(Working data)

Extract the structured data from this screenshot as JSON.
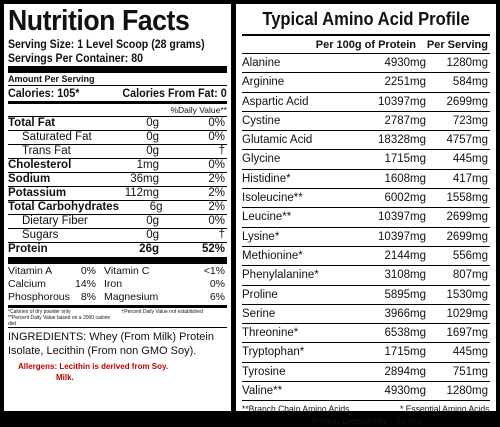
{
  "nutrition": {
    "title": "Nutrition Facts",
    "serving_size": "Serving Size: 1 Level Scoop (28 grams)",
    "servings_per_container": "Servings Per Container: 80",
    "amount_per_serving": "Amount Per Serving",
    "calories": "Calories: 105*",
    "calories_from_fat": "Calories From Fat: 0",
    "daily_value_header": "%Daily Value**",
    "rows": [
      {
        "name": "Total Fat",
        "amount": "0g",
        "dv": "0%",
        "bold": true
      },
      {
        "name": "Saturated Fat",
        "amount": "0g",
        "dv": "0%",
        "indent": true
      },
      {
        "name": "Trans Fat",
        "amount": "0g",
        "dv": "†",
        "indent": true
      },
      {
        "name": "Cholesterol",
        "amount": "1mg",
        "dv": "0%",
        "bold": true
      },
      {
        "name": "Sodium",
        "amount": "36mg",
        "dv": "2%",
        "bold": true
      },
      {
        "name": "Potassium",
        "amount": "112mg",
        "dv": "2%",
        "bold": true
      },
      {
        "name": "Total Carbohydrates",
        "amount": "6g",
        "dv": "2%",
        "bold": true
      },
      {
        "name": "Dietary Fiber",
        "amount": "0g",
        "dv": "0%",
        "indent": true
      },
      {
        "name": "Sugars",
        "amount": "0g",
        "dv": "†",
        "indent": true
      },
      {
        "name": "Protein",
        "amount": "26g",
        "dv": "52%",
        "bold": true
      }
    ],
    "vitamins": [
      {
        "name": "Vitamin A",
        "dv": "0%",
        "name2": "Vitamin C",
        "dv2": "<1%"
      },
      {
        "name": "Calcium",
        "dv": "14%",
        "name2": "Iron",
        "dv2": "0%"
      },
      {
        "name": "Phosphorous",
        "dv": "8%",
        "name2": "Magnesium",
        "dv2": "6%"
      }
    ],
    "footnote_left_1": "*Calories of dry powder only",
    "footnote_left_2": "**Percent Daily Value based on a 2000 calorie diet",
    "footnote_right": "†Percent Daily Value not established",
    "ingredients": "INGREDIENTS: Whey (From Milk) Protein Isolate, Lecithin (From non GMO Soy).",
    "allergens_line1": "Allergens: Lecithin is derived from Soy.",
    "allergens_line2": "Milk.",
    "allergen_color": "#c00000"
  },
  "amino": {
    "title": "Typical Amino Acid Profile",
    "col_per100g": "Per 100g of Protein",
    "col_serving": "Per Serving",
    "rows": [
      {
        "name": "Alanine",
        "per100g": "4930mg",
        "serving": "1280mg"
      },
      {
        "name": "Arginine",
        "per100g": "2251mg",
        "serving": "584mg"
      },
      {
        "name": "Aspartic Acid",
        "per100g": "10397mg",
        "serving": "2699mg"
      },
      {
        "name": "Cystine",
        "per100g": "2787mg",
        "serving": "723mg"
      },
      {
        "name": "Glutamic Acid",
        "per100g": "18328mg",
        "serving": "4757mg"
      },
      {
        "name": "Glycine",
        "per100g": "1715mg",
        "serving": "445mg"
      },
      {
        "name": "Histidine*",
        "per100g": "1608mg",
        "serving": "417mg"
      },
      {
        "name": "Isoleucine**",
        "per100g": "6002mg",
        "serving": "1558mg"
      },
      {
        "name": "Leucine**",
        "per100g": "10397mg",
        "serving": "2699mg"
      },
      {
        "name": "Lysine*",
        "per100g": "10397mg",
        "serving": "2699mg"
      },
      {
        "name": "Methionine*",
        "per100g": "2144mg",
        "serving": "556mg"
      },
      {
        "name": "Phenylalanine*",
        "per100g": "3108mg",
        "serving": "807mg"
      },
      {
        "name": "Proline",
        "per100g": "5895mg",
        "serving": "1530mg"
      },
      {
        "name": "Serine",
        "per100g": "3966mg",
        "serving": "1029mg"
      },
      {
        "name": "Threonine*",
        "per100g": "6538mg",
        "serving": "1697mg"
      },
      {
        "name": "Tryptophan*",
        "per100g": "1715mg",
        "serving": "445mg"
      },
      {
        "name": "Tyrosine",
        "per100g": "2894mg",
        "serving": "751mg"
      },
      {
        "name": "Valine**",
        "per100g": "4930mg",
        "serving": "1280mg"
      }
    ],
    "legend_bcaa": "**Branch Chain Amino Acids",
    "legend_eaa": "* Essential Amino Acids",
    "digestibility": "Protein Digestibility - 99.6%"
  }
}
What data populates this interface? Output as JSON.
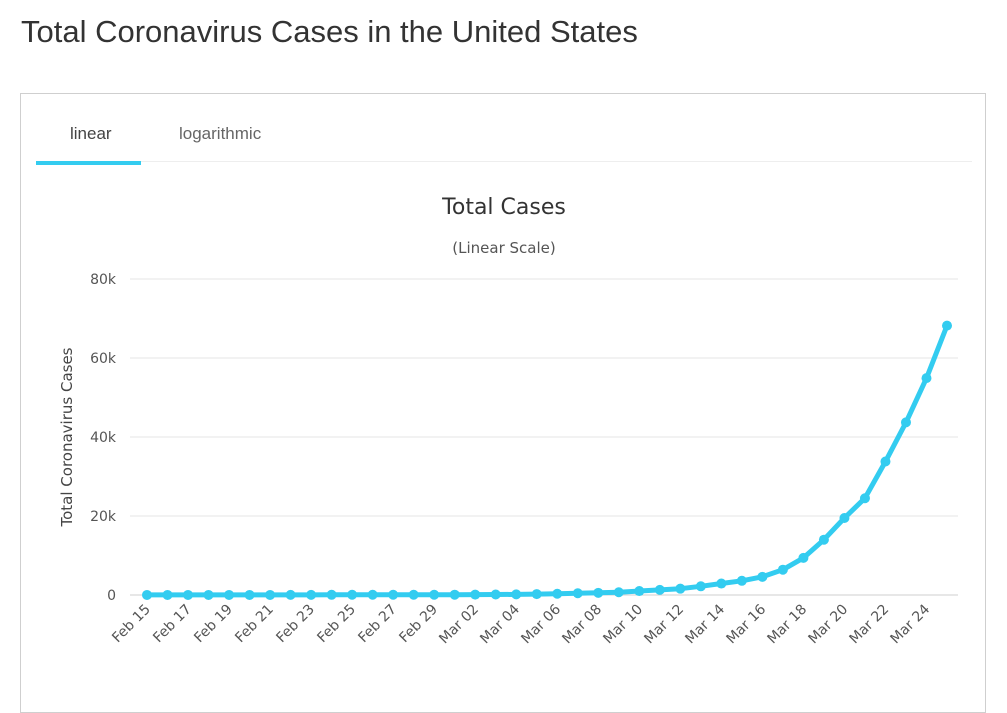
{
  "page": {
    "title": "Total Coronavirus Cases in the United States"
  },
  "tabs": [
    {
      "label": "linear",
      "active": true
    },
    {
      "label": "logarithmic",
      "active": false
    }
  ],
  "colors": {
    "series": "#33ccf0",
    "active_tab": "#33ccf0",
    "grid": "#e6e6e6"
  },
  "chart_data": {
    "type": "line",
    "title": "Total Cases",
    "subtitle": "(Linear Scale)",
    "xlabel": "",
    "ylabel": "Total Coronavirus Cases",
    "ylim": [
      0,
      80000
    ],
    "yticks": [
      0,
      20000,
      40000,
      60000,
      80000
    ],
    "ytick_labels": [
      "0",
      "20k",
      "40k",
      "60k",
      "80k"
    ],
    "grid": true,
    "legend": "none",
    "categories": [
      "Feb 15",
      "Feb 16",
      "Feb 17",
      "Feb 18",
      "Feb 19",
      "Feb 20",
      "Feb 21",
      "Feb 22",
      "Feb 23",
      "Feb 24",
      "Feb 25",
      "Feb 26",
      "Feb 27",
      "Feb 28",
      "Feb 29",
      "Mar 01",
      "Mar 02",
      "Mar 03",
      "Mar 04",
      "Mar 05",
      "Mar 06",
      "Mar 07",
      "Mar 08",
      "Mar 09",
      "Mar 10",
      "Mar 11",
      "Mar 12",
      "Mar 13",
      "Mar 14",
      "Mar 15",
      "Mar 16",
      "Mar 17",
      "Mar 18",
      "Mar 19",
      "Mar 20",
      "Mar 21",
      "Mar 22",
      "Mar 23",
      "Mar 24",
      "Mar 25"
    ],
    "xtick_labels": [
      "Feb 15",
      "Feb 17",
      "Feb 19",
      "Feb 21",
      "Feb 23",
      "Feb 25",
      "Feb 27",
      "Feb 29",
      "Mar 02",
      "Mar 04",
      "Mar 06",
      "Mar 08",
      "Mar 10",
      "Mar 12",
      "Mar 14",
      "Mar 16",
      "Mar 18",
      "Mar 20",
      "Mar 22",
      "Mar 24"
    ],
    "series": [
      {
        "name": "Cases",
        "values": [
          15,
          15,
          15,
          15,
          15,
          15,
          15,
          35,
          35,
          53,
          57,
          60,
          60,
          62,
          68,
          75,
          100,
          125,
          160,
          230,
          320,
          440,
          550,
          700,
          1000,
          1300,
          1600,
          2200,
          2900,
          3600,
          4600,
          6400,
          9400,
          14000,
          19500,
          24500,
          33800,
          43700,
          54900,
          68200
        ]
      }
    ]
  }
}
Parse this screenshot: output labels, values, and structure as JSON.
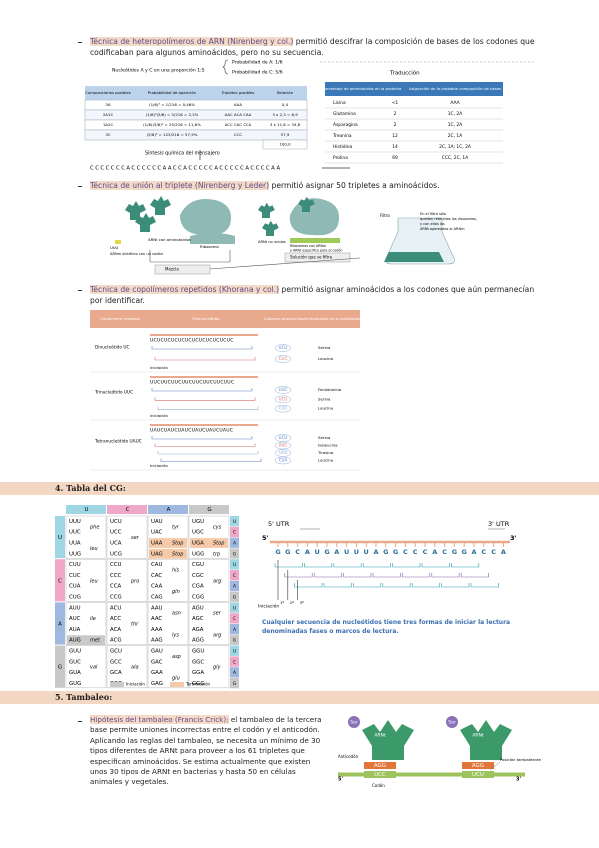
{
  "sections": [
    {
      "highlight": "Técnica de heteropolímeros de ARN (Nirenberg y col.)",
      "text": " permitió descifrar la composición de bases de los codones que codificaban para algunos aminoácidos, pero no su secuencia."
    },
    {
      "highlight": "Técnica de unión al triplete (Nirenberg y Leder)",
      "text": " permitió asignar 50 tripletes a aminoácidos."
    },
    {
      "highlight": "Técnica de copolímeros repetidos (Khorana y col.)",
      "text": " permitió asignar aminoácidos a los codones que aún permanecían por identificar."
    }
  ],
  "fig1": {
    "caption": "Nucleótidos A y C en una proporción 1:5",
    "prob_a": "Probabilidad de A: 1/6",
    "prob_c": "Probabilidad de C: 5/6",
    "left_headers": [
      "Composiciones posibles",
      "Probabilidad de aparición",
      "Tripletes posibles",
      "Relación"
    ],
    "left_rows": [
      [
        "3A",
        "(1/6)³ = 1/216 = 0,46%",
        "AAA",
        "0,4"
      ],
      [
        "2A1C",
        "(1/6)²(5/6) = 5/216 = 2,3%",
        "AAC ACA CAA",
        "3 x 2,3 = 6,9"
      ],
      [
        "1A2C",
        "(1/6)(5/6)² = 25/216 = 11,6%",
        "ACC CAC CCA",
        "3 x 11,6 = 34,8"
      ],
      [
        "3C",
        "(5/6)³ = 125/216 = 57,9%",
        "CCC",
        "57,9"
      ]
    ],
    "total": "100,0",
    "synthesis": "Síntesis química del mensajero",
    "sequence": "CCCCCCCACCCCCCAACCACCCCCACCCCCACCCCAA",
    "translation": "Traducción",
    "right_headers": [
      "Porcentaje de aminoácidos en la proteína",
      "Asignación de la probable composición de bases"
    ],
    "right_rows": [
      [
        "Lisina",
        "<1",
        "AAA"
      ],
      [
        "Glutamina",
        "2",
        "1C, 2A"
      ],
      [
        "Asparagina",
        "2",
        "1C, 2A"
      ],
      [
        "Treonina",
        "12",
        "2C, 1A"
      ],
      [
        "Histidina",
        "14",
        "2C, 1A; 1C, 2A"
      ],
      [
        "Prolina",
        "69",
        "CCC, 2C, 1A"
      ]
    ]
  },
  "fig2": {
    "labels": [
      "UUU",
      "ARNm sintético con un codón",
      "ARNt con aminoácidos",
      "Ribosoma",
      "ARNt no unidos",
      "Ribosomas con ARNm y ARNt específico para el codón",
      "Mezcla",
      "Solución que se filtra",
      "Filtro",
      "En el filtro sólo quedan retenidos los ribosomas, y con ellos los ARNt apareados al ARNm"
    ]
  },
  "fig3": {
    "headers": [
      "Copolímero repetido",
      "Polinucleótido",
      "Codones producidos",
      "Aminoácidos en el polipéptido"
    ],
    "start": "Iniciación",
    "rows": [
      {
        "name": "Dinucleótido UC",
        "strand": "UCUCUCUCUCUCUCUCUCUCUCUC",
        "codons": [
          "UCU",
          "CUC"
        ],
        "aa": [
          "Serina",
          "Leucina"
        ]
      },
      {
        "name": "Trinucleótido UUC",
        "strand": "UUCUUCUUCUUCUUCUUCUUCUUC",
        "codons": [
          "UUC",
          "UCU",
          "CUU"
        ],
        "aa": [
          "Fenilalanina",
          "Serina",
          "Leucina"
        ]
      },
      {
        "name": "Tetranucleótido UAUC",
        "strand": "UAUCUAUCUAUCUAUCUAUCUAUC",
        "codons": [
          "UCU",
          "AUC",
          "UAU",
          "CUA"
        ],
        "aa": [
          "Serina",
          "Isoleucina",
          "Tirosina",
          "Leucina"
        ]
      }
    ]
  },
  "heading4": "4.   Tabla del CG:",
  "codon_table": {
    "header": [
      "U",
      "C",
      "A",
      "G"
    ],
    "header_colors": [
      "#9fd6e3",
      "#f0a8c8",
      "#9fb8e0",
      "#c8c8c8"
    ],
    "left": [
      "U",
      "C",
      "A",
      "G"
    ],
    "third": [
      "U",
      "C",
      "A",
      "G"
    ],
    "cells": [
      {
        "codons": [
          "UUU",
          "UUC",
          "UUA",
          "UUG"
        ],
        "aa": [
          "phe",
          null,
          "leu",
          null
        ],
        "colors": [
          null,
          null,
          null,
          null
        ]
      },
      {
        "codons": [
          "UCU",
          "UCC",
          "UCA",
          "UCG"
        ],
        "aa": [
          "ser",
          null,
          null,
          null
        ],
        "colors": [
          null,
          null,
          null,
          null
        ]
      },
      {
        "codons": [
          "UAU",
          "UAC",
          "UAA",
          "UAG"
        ],
        "aa": [
          "tyr",
          null,
          "Stop",
          "Stop"
        ],
        "colors": [
          null,
          null,
          "#f6c9a8",
          "#f6c9a8"
        ]
      },
      {
        "codons": [
          "UGU",
          "UGC",
          "UGA",
          "UGG"
        ],
        "aa": [
          "cys",
          null,
          "Stop",
          "trp"
        ],
        "colors": [
          null,
          null,
          "#f6c9a8",
          null
        ]
      },
      {
        "codons": [
          "CUU",
          "CUC",
          "CUA",
          "CUG"
        ],
        "aa": [
          "leu",
          null,
          null,
          null
        ],
        "colors": [
          null,
          null,
          null,
          null
        ]
      },
      {
        "codons": [
          "CCU",
          "CCC",
          "CCA",
          "CCG"
        ],
        "aa": [
          "pro",
          null,
          null,
          null
        ],
        "colors": [
          null,
          null,
          null,
          null
        ]
      },
      {
        "codons": [
          "CAU",
          "CAC",
          "CAA",
          "CAG"
        ],
        "aa": [
          "his",
          null,
          "gln",
          null
        ],
        "colors": [
          null,
          null,
          null,
          null
        ]
      },
      {
        "codons": [
          "CGU",
          "CGC",
          "CGA",
          "CGG"
        ],
        "aa": [
          "arg",
          null,
          null,
          null
        ],
        "colors": [
          null,
          null,
          null,
          null
        ]
      },
      {
        "codons": [
          "AUU",
          "AUC",
          "AUA",
          "AUG"
        ],
        "aa": [
          "ile",
          null,
          null,
          "met"
        ],
        "colors": [
          null,
          null,
          null,
          "#c9c9c9"
        ]
      },
      {
        "codons": [
          "ACU",
          "ACC",
          "ACA",
          "ACG"
        ],
        "aa": [
          "thr",
          null,
          null,
          null
        ],
        "colors": [
          null,
          null,
          null,
          null
        ]
      },
      {
        "codons": [
          "AAU",
          "AAC",
          "AAA",
          "AAG"
        ],
        "aa": [
          "asn",
          null,
          "lys",
          null
        ],
        "colors": [
          null,
          null,
          null,
          null
        ]
      },
      {
        "codons": [
          "AGU",
          "AGC",
          "AGA",
          "AGG"
        ],
        "aa": [
          "ser",
          null,
          "arg",
          null
        ],
        "colors": [
          null,
          null,
          null,
          null
        ]
      },
      {
        "codons": [
          "GUU",
          "GUC",
          "GUA",
          "GUG"
        ],
        "aa": [
          "val",
          null,
          null,
          null
        ],
        "colors": [
          null,
          null,
          null,
          null
        ]
      },
      {
        "codons": [
          "GCU",
          "GCC",
          "GCA",
          "GCG"
        ],
        "aa": [
          "ala",
          null,
          null,
          null
        ],
        "colors": [
          null,
          null,
          null,
          null
        ]
      },
      {
        "codons": [
          "GAU",
          "GAC",
          "GAA",
          "GAG"
        ],
        "aa": [
          "asp",
          null,
          "glu",
          null
        ],
        "colors": [
          null,
          null,
          null,
          null
        ]
      },
      {
        "codons": [
          "GGU",
          "GGC",
          "GGA",
          "GGG"
        ],
        "aa": [
          "gly",
          null,
          null,
          null
        ],
        "colors": [
          null,
          null,
          null,
          null
        ]
      }
    ],
    "legend": [
      {
        "label": "Iniciación",
        "color": "#c9c9c9"
      },
      {
        "label": "Terminación",
        "color": "#f6c9a8"
      }
    ]
  },
  "reading_frames": {
    "utr5": "5' UTR",
    "utr3": "3' UTR",
    "end5": "5'",
    "end3": "3'",
    "sequence": [
      "G",
      "G",
      "C",
      "A",
      "U",
      "G",
      "A",
      "U",
      "U",
      "U",
      "A",
      "G",
      "G",
      "C",
      "C",
      "C",
      "A",
      "C",
      "G",
      "G",
      "A",
      "C",
      "C",
      "A"
    ],
    "start": "Iniciación",
    "frames": [
      "1º",
      "2º",
      "3º"
    ],
    "frame_colors": [
      "#2a9fb8",
      "#8a5fb0",
      "#2a9fb8"
    ],
    "caption": "Cualquier secuencia de nucleótidos tiene tres formas de iniciar la lectura denominadas fases o marcos de lectura."
  },
  "heading5": "5.   Tambaleo:",
  "wobble": {
    "highlight": "Hipótesis del tambaleo (Francis Crick):",
    "text": " el tambaleo de la tercera base permite uniones incorrectas entre el codón y el anticodón. Aplicando las reglas del tambaleo, se necesita un mínimo de 30 tipos diferentes de ARNt para proveer a los 61 tripletes que especifican aminoácidos. Se estima actualmente que existen unos 30 tipos de ARNt en bacterias y hasta 50 en células animales y vegetales.",
    "figure": {
      "aa": "Ser",
      "trna": "ARNt",
      "anticodon_label": "Anticodón",
      "codon_label": "Codón",
      "wobble_label": "Posición tambaleante",
      "end5": "5'",
      "end3": "3'",
      "left": {
        "anticodon": "AGG",
        "codon": "UCC"
      },
      "right": {
        "anticodon": "AGG",
        "codon": "UCU"
      }
    }
  }
}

(End Working data)

> _Instructions to follow_
Every line of the records above where the string "posibles" is found should be copied.

> _Solution to this problem_
      "Composiciones posibles",
      "Tripletes posibles",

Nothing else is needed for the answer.